Pull out every line of the listing below where "this" appears.

------------------------------------

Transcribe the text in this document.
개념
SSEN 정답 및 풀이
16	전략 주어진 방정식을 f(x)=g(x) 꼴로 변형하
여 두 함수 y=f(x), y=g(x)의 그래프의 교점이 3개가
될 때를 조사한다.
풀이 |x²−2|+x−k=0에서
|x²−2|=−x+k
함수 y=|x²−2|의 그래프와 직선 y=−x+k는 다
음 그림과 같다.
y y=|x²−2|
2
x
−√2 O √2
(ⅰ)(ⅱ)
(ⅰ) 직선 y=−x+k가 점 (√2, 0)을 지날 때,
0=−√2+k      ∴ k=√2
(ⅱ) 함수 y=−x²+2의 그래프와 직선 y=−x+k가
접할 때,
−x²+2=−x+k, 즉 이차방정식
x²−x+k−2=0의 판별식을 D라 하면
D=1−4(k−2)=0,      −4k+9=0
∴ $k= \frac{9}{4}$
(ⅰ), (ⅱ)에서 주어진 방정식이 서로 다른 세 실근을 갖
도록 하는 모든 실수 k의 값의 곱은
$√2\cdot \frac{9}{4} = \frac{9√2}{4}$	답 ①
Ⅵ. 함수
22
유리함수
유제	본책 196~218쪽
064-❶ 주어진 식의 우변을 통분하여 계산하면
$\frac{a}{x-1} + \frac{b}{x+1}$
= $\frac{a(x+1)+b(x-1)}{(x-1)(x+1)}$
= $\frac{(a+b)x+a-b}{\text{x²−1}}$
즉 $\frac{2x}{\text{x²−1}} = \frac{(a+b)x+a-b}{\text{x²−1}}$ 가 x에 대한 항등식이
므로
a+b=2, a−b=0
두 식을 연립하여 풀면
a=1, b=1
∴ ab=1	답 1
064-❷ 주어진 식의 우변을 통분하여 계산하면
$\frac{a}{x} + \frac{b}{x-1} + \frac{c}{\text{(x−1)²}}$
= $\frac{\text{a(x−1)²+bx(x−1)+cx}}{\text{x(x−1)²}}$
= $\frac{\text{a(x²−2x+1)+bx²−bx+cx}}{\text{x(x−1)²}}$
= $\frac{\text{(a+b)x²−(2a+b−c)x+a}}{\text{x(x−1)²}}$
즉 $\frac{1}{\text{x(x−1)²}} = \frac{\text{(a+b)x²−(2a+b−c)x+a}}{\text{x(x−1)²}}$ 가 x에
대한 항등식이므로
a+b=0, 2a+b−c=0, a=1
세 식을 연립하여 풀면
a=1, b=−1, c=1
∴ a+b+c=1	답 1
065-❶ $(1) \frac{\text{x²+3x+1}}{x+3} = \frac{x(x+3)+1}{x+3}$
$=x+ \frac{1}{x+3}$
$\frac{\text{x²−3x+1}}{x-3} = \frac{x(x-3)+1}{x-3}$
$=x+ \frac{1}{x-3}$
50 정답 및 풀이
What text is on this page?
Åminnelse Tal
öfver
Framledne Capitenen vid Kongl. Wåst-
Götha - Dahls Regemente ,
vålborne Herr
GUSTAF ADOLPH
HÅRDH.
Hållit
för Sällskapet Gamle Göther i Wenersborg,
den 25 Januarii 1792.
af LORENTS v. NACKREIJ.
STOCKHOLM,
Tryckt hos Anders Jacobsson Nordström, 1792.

------------------------------------

Response:
Transcribe the text in this document.
What text is on this page?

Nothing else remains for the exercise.